» **Data records**:
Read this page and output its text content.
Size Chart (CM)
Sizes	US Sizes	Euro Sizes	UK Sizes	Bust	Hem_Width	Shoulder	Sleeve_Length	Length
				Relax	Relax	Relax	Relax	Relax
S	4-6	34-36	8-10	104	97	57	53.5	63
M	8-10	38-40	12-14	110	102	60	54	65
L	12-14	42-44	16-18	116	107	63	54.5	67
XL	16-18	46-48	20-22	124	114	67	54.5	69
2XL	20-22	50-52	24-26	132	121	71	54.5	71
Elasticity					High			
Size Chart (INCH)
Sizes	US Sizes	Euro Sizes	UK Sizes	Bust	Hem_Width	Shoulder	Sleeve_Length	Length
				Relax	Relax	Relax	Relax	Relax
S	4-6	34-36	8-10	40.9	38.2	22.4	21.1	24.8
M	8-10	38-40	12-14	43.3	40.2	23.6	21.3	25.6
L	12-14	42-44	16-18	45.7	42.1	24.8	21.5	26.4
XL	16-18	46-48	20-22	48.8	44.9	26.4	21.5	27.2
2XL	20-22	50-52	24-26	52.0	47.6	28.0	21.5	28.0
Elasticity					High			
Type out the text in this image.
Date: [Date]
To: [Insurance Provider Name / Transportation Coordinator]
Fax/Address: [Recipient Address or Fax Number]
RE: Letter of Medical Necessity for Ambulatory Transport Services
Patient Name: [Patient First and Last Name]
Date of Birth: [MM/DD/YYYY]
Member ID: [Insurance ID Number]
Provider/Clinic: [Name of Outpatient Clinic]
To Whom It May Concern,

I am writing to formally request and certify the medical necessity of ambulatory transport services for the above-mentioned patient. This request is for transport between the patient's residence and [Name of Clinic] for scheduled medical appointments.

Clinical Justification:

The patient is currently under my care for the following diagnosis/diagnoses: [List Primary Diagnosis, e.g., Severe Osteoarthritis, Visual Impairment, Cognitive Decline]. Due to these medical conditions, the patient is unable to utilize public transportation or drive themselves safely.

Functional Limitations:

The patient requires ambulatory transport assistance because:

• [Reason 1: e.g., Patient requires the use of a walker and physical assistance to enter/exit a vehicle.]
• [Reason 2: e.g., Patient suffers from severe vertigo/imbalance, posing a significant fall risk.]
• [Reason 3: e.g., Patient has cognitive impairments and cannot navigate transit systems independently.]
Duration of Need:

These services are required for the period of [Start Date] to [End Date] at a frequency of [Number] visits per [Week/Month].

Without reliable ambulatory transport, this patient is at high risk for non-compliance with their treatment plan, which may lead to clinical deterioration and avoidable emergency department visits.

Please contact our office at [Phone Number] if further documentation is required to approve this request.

» **What to produce**: Copy each record from above without leaving any out.

» **Correct result**:
Read this page and output its text content.
Size Chart (CM)
Sizes	US Sizes	Euro Sizes	UK Sizes	Bust	Hem_Width	Shoulder	Sleeve_Length	Length
				Relax	Relax	Relax	Relax	Relax
S	4-6	34-36	8-10	104	97	57	53.5	63
M	8-10	38-40	12-14	110	102	60	54	65
L	12-14	42-44	16-18	116	107	63	54.5	67
XL	16-18	46-48	20-22	124	114	67	54.5	69
2XL	20-22	50-52	24-26	132	121	71	54.5	71
Elasticity					High			
Size Chart (INCH)
Sizes	US Sizes	Euro Sizes	UK Sizes	Bust	Hem_Width	Shoulder	Sleeve_Length	Length
				Relax	Relax	Relax	Relax	Relax
S	4-6	34-36	8-10	40.9	38.2	22.4	21.1	24.8
M	8-10	38-40	12-14	43.3	40.2	23.6	21.3	25.6
L	12-14	42-44	16-18	45.7	42.1	24.8	21.5	26.4
XL	16-18	46-48	20-22	48.8	44.9	26.4	21.5	27.2
2XL	20-22	50-52	24-26	52.0	47.6	28.0	21.5	28.0
Elasticity					High			
Type out the text in this image.
Date: [Date]
To: [Insurance Provider Name / Transportation Coordinator]
Fax/Address: [Recipient Address or Fax Number]
RE: Letter of Medical Necessity for Ambulatory Transport Services
Patient Name: [Patient First and Last Name]
Date of Birth: [MM/DD/YYYY]
Member ID: [Insurance ID Number]
Provider/Clinic: [Name of Outpatient Clinic]
To Whom It May Concern,

I am writing to formally request and certify the medical necessity of ambulatory transport services for the above-mentioned patient. This request is for transport between the patient's residence and [Name of Clinic] for scheduled medical appointments.

Clinical Justification:

The patient is currently under my care for the following diagnosis/diagnoses: [List Primary Diagnosis, e.g., Severe Osteoarthritis, Visual Impairment, Cognitive Decline]. Due to these medical conditions, the patient is unable to utilize public transportation or drive themselves safely.

Functional Limitations:

The patient requires ambulatory transport assistance because:

• [Reason 1: e.g., Patient requires the use of a walker and physical assistance to enter/exit a vehicle.]
• [Reason 2: e.g., Patient suffers from severe vertigo/imbalance, posing a significant fall risk.]
• [Reason 3: e.g., Patient has cognitive impairments and cannot navigate transit systems independently.]
Duration of Need:

These services are required for the period of [Start Date] to [End Date] at a frequency of [Number] visits per [Week/Month].

Without reliable ambulatory transport, this patient is at high risk for non-compliance with their treatment plan, which may lead to clinical deterioration and avoidable emergency department visits.

Please contact our office at [Phone Number] if further documentation is required to approve this request.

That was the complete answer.